From the entries that follow, gather each line holding the word "Playback".

| LISTED RECORDS |
▼▼▼

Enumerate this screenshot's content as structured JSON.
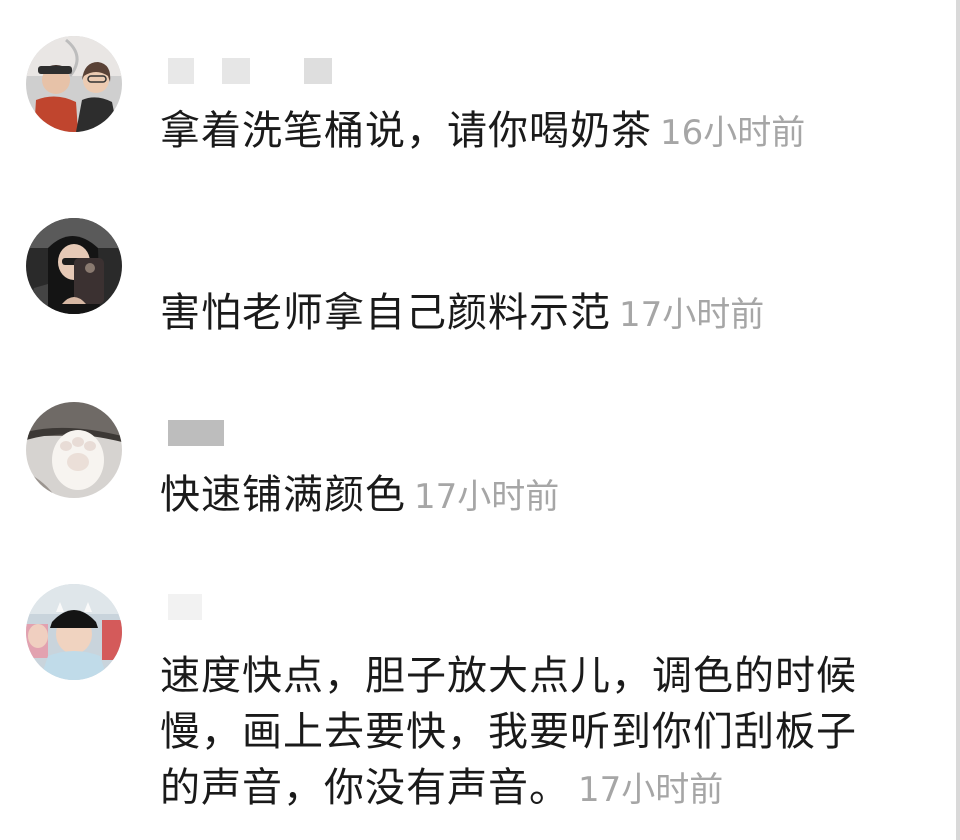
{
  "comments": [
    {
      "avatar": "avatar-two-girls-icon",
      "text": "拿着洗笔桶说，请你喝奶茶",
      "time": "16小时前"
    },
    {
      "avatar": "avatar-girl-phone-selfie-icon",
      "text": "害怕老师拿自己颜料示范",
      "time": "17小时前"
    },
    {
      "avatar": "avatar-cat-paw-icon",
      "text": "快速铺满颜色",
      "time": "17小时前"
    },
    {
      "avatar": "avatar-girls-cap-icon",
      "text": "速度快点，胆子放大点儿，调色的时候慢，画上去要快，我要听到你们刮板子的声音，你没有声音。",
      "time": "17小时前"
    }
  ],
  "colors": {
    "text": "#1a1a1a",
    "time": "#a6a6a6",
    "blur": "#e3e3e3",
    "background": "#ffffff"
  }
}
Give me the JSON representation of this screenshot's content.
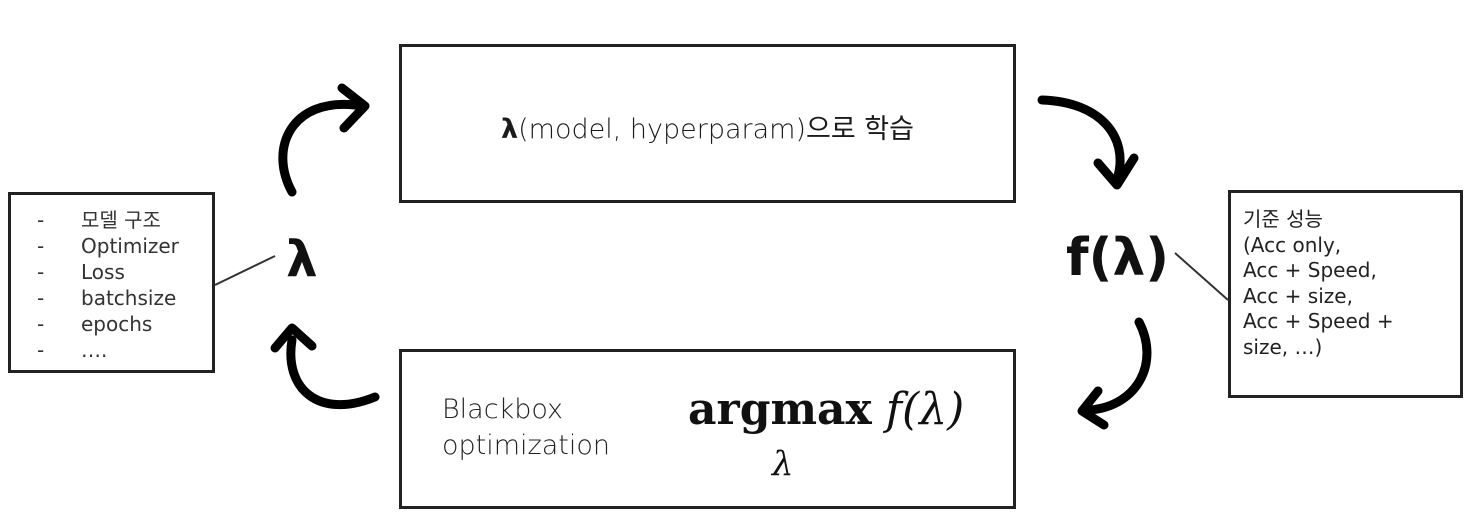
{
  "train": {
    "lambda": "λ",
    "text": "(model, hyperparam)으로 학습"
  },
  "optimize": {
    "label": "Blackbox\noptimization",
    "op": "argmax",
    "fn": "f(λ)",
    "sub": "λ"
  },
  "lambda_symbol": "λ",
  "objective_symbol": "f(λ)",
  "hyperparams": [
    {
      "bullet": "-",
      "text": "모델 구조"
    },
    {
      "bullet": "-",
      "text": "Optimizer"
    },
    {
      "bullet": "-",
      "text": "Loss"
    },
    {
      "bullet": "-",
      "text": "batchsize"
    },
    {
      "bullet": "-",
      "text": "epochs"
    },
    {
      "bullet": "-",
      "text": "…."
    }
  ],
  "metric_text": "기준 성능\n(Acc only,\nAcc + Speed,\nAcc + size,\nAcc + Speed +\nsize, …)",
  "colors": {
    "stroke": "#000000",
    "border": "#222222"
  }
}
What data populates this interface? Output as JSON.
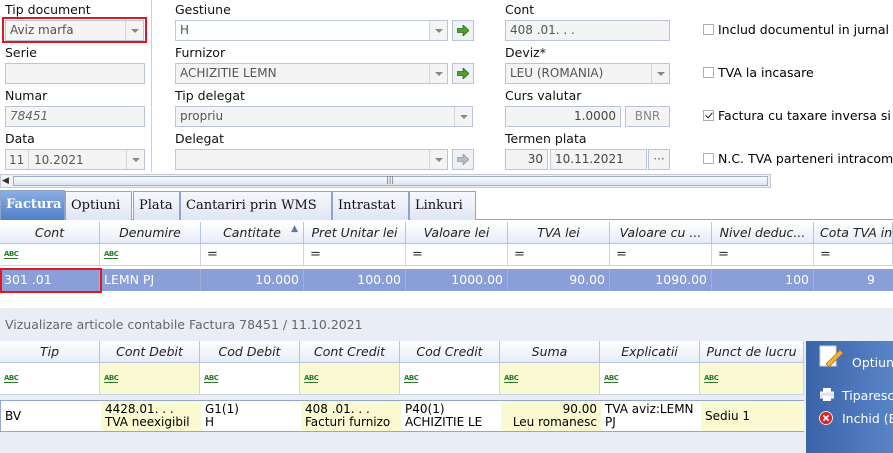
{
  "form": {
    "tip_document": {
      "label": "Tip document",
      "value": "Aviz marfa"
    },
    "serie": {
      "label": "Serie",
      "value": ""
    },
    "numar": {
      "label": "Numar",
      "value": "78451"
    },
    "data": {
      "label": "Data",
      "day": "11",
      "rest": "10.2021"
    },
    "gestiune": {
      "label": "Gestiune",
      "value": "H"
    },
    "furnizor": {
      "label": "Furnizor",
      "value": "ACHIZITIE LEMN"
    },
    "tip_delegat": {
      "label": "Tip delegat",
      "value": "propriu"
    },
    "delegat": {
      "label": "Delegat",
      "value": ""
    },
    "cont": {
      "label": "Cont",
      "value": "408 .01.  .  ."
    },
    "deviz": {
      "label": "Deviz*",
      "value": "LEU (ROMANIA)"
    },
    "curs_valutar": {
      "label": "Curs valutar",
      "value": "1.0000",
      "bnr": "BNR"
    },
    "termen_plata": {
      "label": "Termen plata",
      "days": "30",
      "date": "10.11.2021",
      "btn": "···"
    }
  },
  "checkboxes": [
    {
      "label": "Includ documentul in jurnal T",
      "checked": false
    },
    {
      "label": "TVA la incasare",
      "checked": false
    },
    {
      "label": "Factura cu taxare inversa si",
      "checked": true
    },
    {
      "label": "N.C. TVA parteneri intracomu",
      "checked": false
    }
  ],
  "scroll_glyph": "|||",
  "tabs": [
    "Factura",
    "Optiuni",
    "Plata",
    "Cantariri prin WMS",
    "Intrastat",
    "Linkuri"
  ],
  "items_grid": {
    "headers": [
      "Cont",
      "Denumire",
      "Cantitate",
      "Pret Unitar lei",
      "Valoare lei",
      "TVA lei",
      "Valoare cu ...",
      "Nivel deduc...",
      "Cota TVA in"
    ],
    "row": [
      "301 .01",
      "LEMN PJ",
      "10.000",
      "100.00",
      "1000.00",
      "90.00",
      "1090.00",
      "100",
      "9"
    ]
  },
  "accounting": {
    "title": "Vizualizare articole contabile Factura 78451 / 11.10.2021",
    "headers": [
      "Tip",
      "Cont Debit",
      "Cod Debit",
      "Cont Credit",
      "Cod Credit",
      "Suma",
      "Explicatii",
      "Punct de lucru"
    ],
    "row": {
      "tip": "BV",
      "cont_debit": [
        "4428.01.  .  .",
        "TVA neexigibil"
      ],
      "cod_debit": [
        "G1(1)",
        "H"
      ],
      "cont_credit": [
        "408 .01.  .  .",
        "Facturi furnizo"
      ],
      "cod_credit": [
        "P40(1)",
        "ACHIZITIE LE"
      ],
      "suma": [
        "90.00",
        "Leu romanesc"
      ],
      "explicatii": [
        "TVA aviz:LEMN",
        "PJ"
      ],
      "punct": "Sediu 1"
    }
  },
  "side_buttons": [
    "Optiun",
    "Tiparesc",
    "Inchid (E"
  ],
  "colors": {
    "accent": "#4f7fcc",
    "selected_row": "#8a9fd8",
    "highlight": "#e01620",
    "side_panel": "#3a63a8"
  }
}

▲▲▲
▼▼▼

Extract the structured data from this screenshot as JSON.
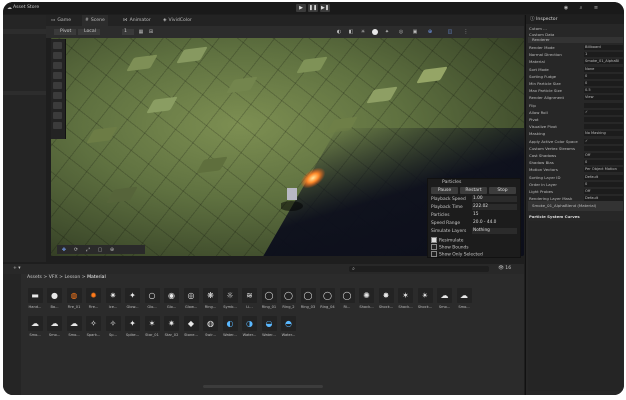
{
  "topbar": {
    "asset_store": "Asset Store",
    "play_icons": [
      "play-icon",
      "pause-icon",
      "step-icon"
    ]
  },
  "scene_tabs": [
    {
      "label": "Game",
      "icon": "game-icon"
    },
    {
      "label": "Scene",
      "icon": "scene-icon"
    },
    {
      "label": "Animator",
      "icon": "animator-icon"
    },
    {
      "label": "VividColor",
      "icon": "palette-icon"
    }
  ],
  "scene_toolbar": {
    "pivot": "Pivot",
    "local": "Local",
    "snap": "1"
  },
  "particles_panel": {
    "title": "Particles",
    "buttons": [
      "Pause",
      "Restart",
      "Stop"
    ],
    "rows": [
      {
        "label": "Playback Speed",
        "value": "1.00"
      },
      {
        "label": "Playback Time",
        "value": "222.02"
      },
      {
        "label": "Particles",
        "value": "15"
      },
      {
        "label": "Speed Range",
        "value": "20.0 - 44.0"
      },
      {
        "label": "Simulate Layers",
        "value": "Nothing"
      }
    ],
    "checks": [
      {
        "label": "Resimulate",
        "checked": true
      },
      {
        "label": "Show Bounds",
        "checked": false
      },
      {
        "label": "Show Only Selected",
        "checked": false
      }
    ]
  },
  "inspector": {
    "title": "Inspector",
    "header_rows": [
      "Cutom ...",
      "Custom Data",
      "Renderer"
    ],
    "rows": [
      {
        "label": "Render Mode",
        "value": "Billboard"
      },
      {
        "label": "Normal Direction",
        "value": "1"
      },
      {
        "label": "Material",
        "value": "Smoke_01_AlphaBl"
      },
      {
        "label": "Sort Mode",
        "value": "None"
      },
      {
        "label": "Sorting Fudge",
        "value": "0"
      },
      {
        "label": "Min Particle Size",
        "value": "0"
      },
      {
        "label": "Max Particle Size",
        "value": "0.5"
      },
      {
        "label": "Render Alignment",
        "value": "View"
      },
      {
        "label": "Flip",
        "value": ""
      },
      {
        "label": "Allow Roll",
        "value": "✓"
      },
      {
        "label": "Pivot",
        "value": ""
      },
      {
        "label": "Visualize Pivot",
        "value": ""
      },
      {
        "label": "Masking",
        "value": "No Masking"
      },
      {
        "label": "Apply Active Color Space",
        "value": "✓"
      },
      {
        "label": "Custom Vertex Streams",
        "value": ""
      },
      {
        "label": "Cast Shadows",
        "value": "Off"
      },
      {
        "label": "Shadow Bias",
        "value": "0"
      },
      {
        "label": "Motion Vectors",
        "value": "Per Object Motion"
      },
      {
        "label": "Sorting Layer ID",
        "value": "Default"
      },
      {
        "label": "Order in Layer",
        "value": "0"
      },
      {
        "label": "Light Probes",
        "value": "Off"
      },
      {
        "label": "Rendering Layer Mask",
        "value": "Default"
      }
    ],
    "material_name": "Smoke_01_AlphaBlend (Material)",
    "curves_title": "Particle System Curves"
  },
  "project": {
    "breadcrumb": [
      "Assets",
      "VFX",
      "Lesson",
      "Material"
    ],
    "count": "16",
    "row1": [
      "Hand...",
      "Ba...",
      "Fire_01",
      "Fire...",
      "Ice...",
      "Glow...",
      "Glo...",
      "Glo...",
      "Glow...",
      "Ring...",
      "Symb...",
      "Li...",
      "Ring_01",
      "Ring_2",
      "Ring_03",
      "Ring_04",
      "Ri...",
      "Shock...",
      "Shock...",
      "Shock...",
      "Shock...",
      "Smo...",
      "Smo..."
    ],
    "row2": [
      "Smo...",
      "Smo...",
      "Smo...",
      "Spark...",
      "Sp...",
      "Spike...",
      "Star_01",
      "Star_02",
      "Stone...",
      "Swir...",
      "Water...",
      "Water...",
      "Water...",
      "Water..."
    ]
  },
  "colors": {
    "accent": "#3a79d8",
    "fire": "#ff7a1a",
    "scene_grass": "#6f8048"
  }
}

▲▲▲
▼▼▼

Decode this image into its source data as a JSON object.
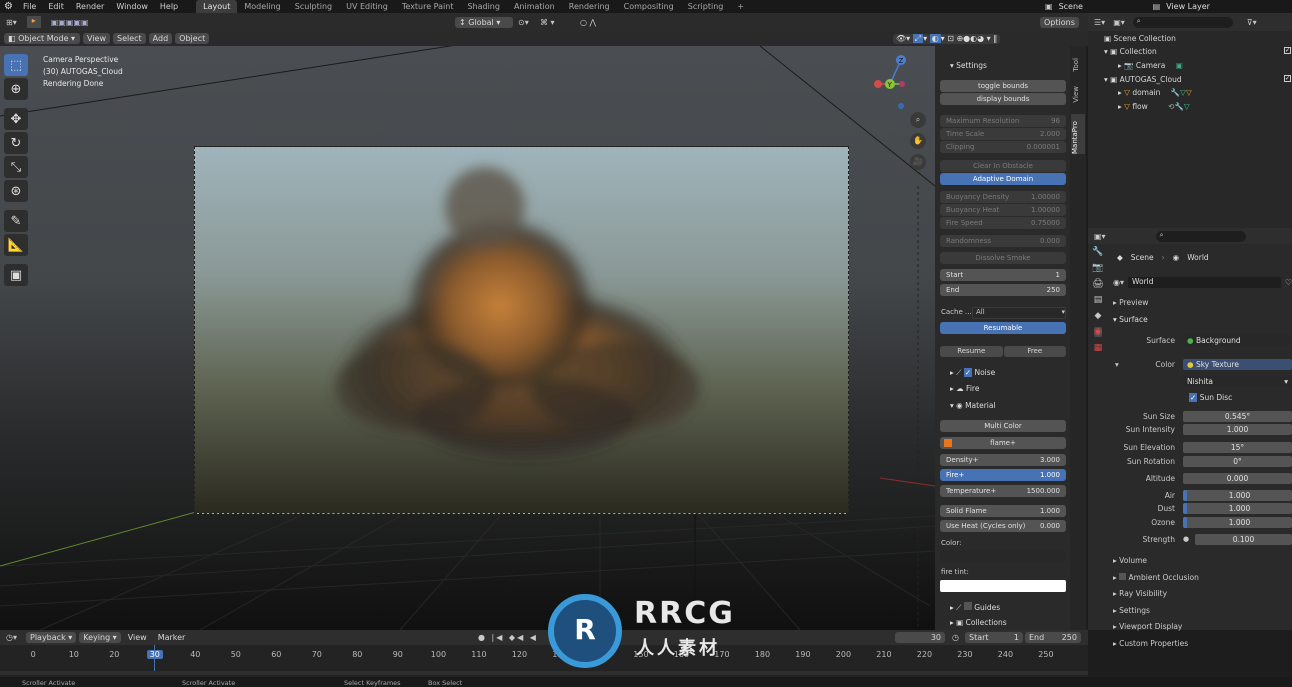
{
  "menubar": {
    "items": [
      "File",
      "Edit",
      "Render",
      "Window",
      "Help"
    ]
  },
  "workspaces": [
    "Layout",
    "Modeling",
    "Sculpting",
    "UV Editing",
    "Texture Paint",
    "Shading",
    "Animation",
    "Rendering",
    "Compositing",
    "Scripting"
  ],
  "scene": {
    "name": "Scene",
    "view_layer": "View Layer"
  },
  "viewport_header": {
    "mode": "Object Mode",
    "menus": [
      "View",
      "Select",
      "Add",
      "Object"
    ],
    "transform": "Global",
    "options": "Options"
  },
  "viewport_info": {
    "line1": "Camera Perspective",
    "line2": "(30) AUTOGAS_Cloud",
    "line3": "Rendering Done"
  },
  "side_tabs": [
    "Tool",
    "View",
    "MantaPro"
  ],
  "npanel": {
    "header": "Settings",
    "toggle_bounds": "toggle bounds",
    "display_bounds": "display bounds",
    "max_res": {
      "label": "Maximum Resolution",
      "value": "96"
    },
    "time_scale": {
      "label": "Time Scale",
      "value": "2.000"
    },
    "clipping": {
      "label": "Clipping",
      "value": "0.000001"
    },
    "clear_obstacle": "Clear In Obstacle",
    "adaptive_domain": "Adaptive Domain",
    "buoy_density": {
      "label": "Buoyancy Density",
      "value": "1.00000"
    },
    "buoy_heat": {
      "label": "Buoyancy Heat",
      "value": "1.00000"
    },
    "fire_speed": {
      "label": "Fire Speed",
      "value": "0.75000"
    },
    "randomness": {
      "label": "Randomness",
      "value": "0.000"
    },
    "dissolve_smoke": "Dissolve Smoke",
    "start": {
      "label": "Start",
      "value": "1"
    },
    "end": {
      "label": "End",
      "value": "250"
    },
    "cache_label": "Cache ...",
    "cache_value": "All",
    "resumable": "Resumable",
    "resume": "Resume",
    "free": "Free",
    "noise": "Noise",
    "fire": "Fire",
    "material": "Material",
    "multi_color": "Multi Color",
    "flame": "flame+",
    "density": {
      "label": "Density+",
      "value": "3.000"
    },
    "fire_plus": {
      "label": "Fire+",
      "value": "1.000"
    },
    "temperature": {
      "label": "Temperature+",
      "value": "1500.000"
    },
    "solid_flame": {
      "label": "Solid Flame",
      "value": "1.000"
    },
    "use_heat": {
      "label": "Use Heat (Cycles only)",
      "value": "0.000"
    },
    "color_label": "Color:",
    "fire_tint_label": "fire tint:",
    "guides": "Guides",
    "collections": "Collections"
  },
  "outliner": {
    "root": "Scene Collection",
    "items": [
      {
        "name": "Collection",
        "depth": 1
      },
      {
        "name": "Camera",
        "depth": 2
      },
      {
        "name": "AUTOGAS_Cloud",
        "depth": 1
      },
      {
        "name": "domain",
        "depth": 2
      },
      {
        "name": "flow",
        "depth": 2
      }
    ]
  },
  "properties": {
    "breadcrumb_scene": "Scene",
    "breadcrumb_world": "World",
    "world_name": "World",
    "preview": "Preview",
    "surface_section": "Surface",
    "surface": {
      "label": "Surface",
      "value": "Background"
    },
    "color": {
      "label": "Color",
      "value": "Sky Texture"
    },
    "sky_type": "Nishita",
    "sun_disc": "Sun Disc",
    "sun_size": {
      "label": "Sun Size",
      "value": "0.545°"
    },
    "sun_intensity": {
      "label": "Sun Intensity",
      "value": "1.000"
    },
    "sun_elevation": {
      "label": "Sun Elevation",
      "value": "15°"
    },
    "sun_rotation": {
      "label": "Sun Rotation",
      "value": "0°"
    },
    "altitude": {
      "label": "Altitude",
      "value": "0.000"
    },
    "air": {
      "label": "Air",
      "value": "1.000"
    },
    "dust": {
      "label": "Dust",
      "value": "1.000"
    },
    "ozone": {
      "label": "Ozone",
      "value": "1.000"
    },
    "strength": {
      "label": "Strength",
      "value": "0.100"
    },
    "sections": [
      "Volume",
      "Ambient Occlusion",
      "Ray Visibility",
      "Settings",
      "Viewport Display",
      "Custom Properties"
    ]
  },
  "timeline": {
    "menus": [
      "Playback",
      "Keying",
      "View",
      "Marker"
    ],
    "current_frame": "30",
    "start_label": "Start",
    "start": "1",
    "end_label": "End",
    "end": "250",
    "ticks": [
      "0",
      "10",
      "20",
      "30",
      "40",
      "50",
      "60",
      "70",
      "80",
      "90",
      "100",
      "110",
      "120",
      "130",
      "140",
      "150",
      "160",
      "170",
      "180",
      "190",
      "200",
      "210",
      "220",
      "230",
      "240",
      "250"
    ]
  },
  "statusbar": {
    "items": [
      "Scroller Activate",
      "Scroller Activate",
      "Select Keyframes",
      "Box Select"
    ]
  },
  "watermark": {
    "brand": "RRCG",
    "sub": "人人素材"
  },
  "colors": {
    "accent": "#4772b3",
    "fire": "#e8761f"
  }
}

▲▲▲

| EXERCISE OUTPUT |
        "label": "Playback Speed",
        "label": "Playback Time",
      "Playback",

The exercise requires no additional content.